(Stored items from a collection)
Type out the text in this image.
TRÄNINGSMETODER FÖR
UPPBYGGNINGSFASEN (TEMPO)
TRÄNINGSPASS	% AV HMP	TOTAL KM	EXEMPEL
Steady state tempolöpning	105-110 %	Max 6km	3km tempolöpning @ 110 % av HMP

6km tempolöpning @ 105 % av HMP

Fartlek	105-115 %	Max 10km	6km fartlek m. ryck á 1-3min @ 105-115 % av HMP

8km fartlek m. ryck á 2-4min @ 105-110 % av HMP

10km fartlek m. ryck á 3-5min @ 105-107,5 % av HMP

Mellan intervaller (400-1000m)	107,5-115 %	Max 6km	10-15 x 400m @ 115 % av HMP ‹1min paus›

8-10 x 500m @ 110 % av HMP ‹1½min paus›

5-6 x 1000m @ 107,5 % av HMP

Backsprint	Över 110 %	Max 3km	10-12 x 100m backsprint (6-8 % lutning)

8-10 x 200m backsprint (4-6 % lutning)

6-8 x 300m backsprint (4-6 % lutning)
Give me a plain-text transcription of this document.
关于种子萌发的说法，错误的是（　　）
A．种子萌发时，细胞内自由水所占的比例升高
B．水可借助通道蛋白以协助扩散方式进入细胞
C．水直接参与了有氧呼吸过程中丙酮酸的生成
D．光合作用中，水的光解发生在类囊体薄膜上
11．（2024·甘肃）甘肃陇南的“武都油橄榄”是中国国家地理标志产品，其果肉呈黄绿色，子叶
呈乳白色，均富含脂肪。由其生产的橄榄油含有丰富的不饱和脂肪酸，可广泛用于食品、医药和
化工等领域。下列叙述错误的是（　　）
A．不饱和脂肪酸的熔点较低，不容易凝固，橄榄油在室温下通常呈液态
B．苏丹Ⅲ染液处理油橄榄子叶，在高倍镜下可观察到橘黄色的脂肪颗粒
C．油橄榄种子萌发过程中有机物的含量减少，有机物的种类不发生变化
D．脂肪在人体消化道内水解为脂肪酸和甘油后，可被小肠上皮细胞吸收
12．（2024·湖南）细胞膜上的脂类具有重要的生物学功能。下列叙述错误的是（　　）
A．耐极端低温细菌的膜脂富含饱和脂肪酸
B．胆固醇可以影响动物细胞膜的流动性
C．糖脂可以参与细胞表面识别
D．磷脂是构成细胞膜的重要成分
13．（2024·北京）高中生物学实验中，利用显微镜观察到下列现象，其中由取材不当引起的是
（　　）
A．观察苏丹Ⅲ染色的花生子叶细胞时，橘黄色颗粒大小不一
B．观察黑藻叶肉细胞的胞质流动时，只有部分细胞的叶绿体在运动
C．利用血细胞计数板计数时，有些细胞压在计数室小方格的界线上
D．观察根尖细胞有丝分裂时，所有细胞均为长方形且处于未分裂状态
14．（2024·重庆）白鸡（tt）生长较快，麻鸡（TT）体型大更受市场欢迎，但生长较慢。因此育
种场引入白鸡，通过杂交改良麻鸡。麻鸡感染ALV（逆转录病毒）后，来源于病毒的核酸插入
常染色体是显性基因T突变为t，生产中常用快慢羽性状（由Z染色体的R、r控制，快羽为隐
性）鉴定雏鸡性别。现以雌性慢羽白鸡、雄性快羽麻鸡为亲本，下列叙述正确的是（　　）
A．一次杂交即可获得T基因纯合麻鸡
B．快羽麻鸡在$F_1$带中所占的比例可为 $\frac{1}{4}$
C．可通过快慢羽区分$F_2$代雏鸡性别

__TASK TO CARRY OUT__
Copy out the full material exactly as it appears.

__EXPECTED OUTPUT__
Type out the text in this image.
TRÄNINGSMETODER FÖR
UPPBYGGNINGSFASEN (TEMPO)
TRÄNINGSPASS	% AV HMP	TOTAL KM	EXEMPEL
Steady state tempolöpning	105-110 %	Max 6km	3km tempolöpning @ 110 % av HMP

6km tempolöpning @ 105 % av HMP

Fartlek	105-115 %	Max 10km	6km fartlek m. ryck á 1-3min @ 105-115 % av HMP

8km fartlek m. ryck á 2-4min @ 105-110 % av HMP

10km fartlek m. ryck á 3-5min @ 105-107,5 % av HMP

Mellan intervaller (400-1000m)	107,5-115 %	Max 6km	10-15 x 400m @ 115 % av HMP ‹1min paus›

8-10 x 500m @ 110 % av HMP ‹1½min paus›

5-6 x 1000m @ 107,5 % av HMP

Backsprint	Över 110 %	Max 3km	10-12 x 100m backsprint (6-8 % lutning)

8-10 x 200m backsprint (4-6 % lutning)

6-8 x 300m backsprint (4-6 % lutning)
Give me a plain-text transcription of this document.
关于种子萌发的说法，错误的是（　　）
A．种子萌发时，细胞内自由水所占的比例升高
B．水可借助通道蛋白以协助扩散方式进入细胞
C．水直接参与了有氧呼吸过程中丙酮酸的生成
D．光合作用中，水的光解发生在类囊体薄膜上
11．（2024·甘肃）甘肃陇南的“武都油橄榄”是中国国家地理标志产品，其果肉呈黄绿色，子叶
呈乳白色，均富含脂肪。由其生产的橄榄油含有丰富的不饱和脂肪酸，可广泛用于食品、医药和
化工等领域。下列叙述错误的是（　　）
A．不饱和脂肪酸的熔点较低，不容易凝固，橄榄油在室温下通常呈液态
B．苏丹Ⅲ染液处理油橄榄子叶，在高倍镜下可观察到橘黄色的脂肪颗粒
C．油橄榄种子萌发过程中有机物的含量减少，有机物的种类不发生变化
D．脂肪在人体消化道内水解为脂肪酸和甘油后，可被小肠上皮细胞吸收
12．（2024·湖南）细胞膜上的脂类具有重要的生物学功能。下列叙述错误的是（　　）
A．耐极端低温细菌的膜脂富含饱和脂肪酸
B．胆固醇可以影响动物细胞膜的流动性
C．糖脂可以参与细胞表面识别
D．磷脂是构成细胞膜的重要成分
13．（2024·北京）高中生物学实验中，利用显微镜观察到下列现象，其中由取材不当引起的是
（　　）
A．观察苏丹Ⅲ染色的花生子叶细胞时，橘黄色颗粒大小不一
B．观察黑藻叶肉细胞的胞质流动时，只有部分细胞的叶绿体在运动
C．利用血细胞计数板计数时，有些细胞压在计数室小方格的界线上
D．观察根尖细胞有丝分裂时，所有细胞均为长方形且处于未分裂状态
14．（2024·重庆）白鸡（tt）生长较快，麻鸡（TT）体型大更受市场欢迎，但生长较慢。因此育
种场引入白鸡，通过杂交改良麻鸡。麻鸡感染ALV（逆转录病毒）后，来源于病毒的核酸插入
常染色体是显性基因T突变为t，生产中常用快慢羽性状（由Z染色体的R、r控制，快羽为隐
性）鉴定雏鸡性别。现以雌性慢羽白鸡、雄性快羽麻鸡为亲本，下列叙述正确的是（　　）
A．一次杂交即可获得T基因纯合麻鸡
B．快羽麻鸡在$F_1$带中所占的比例可为 $\frac{1}{4}$
C．可通过快慢羽区分$F_2$代雏鸡性别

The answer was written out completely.